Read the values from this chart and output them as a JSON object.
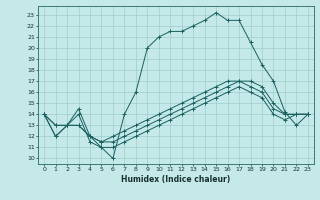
{
  "title": "",
  "xlabel": "Humidex (Indice chaleur)",
  "bg_color": "#c5e8e8",
  "grid_color": "#9ecece",
  "line_color": "#1a6060",
  "xlim": [
    -0.5,
    23.5
  ],
  "ylim": [
    9.5,
    23.8
  ],
  "yticks": [
    10,
    11,
    12,
    13,
    14,
    15,
    16,
    17,
    18,
    19,
    20,
    21,
    22,
    23
  ],
  "xticks": [
    0,
    1,
    2,
    3,
    4,
    5,
    6,
    7,
    8,
    9,
    10,
    11,
    12,
    13,
    14,
    15,
    16,
    17,
    18,
    19,
    20,
    21,
    22,
    23
  ],
  "series": [
    [
      14,
      12,
      13,
      14,
      11.5,
      11,
      10,
      14,
      16,
      20,
      21,
      21.5,
      21.5,
      22,
      22.5,
      23.2,
      22.5,
      22.5,
      20.5,
      18.5,
      17,
      14.2,
      13,
      14
    ],
    [
      14,
      13,
      13,
      14.5,
      12,
      11.5,
      12,
      12.5,
      13,
      13.5,
      14,
      14.5,
      15,
      15.5,
      16,
      16.5,
      17,
      17,
      17,
      16.5,
      15,
      14,
      14,
      14
    ],
    [
      14,
      13,
      13,
      13,
      12,
      11.5,
      11.5,
      12,
      12.5,
      13,
      13.5,
      14,
      14.5,
      15,
      15.5,
      16,
      16.5,
      17,
      16.5,
      16,
      14.5,
      14,
      14,
      14
    ],
    [
      14,
      12,
      13,
      13,
      12,
      11,
      11,
      11.5,
      12,
      12.5,
      13,
      13.5,
      14,
      14.5,
      15,
      15.5,
      16,
      16.5,
      16,
      15.5,
      14,
      13.5,
      14,
      14
    ]
  ]
}
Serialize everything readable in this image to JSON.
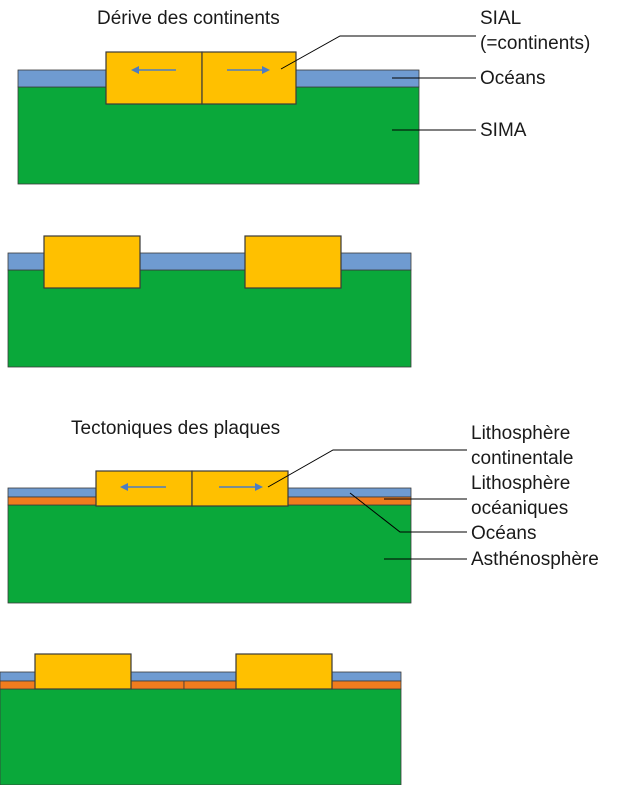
{
  "titles": {
    "drift": "Dérive des continents",
    "tectonics": "Tectoniques des plaques"
  },
  "labels_drift": {
    "sial": [
      "SIAL",
      "(=continents)"
    ],
    "oceans": "Océans",
    "sima": "SIMA"
  },
  "labels_tectonics": {
    "continental": [
      "Lithosphère",
      "continentale"
    ],
    "oceanic": [
      "Lithosphère",
      "océaniques"
    ],
    "oceans": "Océans",
    "asthenosphere": "Asthénosphère"
  },
  "colors": {
    "mantle": "#0aa83a",
    "ocean": "#6f9bd1",
    "continent": "#ffc000",
    "oceanic_lithosphere": "#f07c1e",
    "outline": "#3a3a3a",
    "arrow": "#4d7cc2",
    "leader": "#000000"
  }
}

What the exercise asks: Find the lines above holding the word "this" and show them.

Problem solution:
Read the values from this chart and output them as a JSON object.
Serialize everything readable in this image to JSON.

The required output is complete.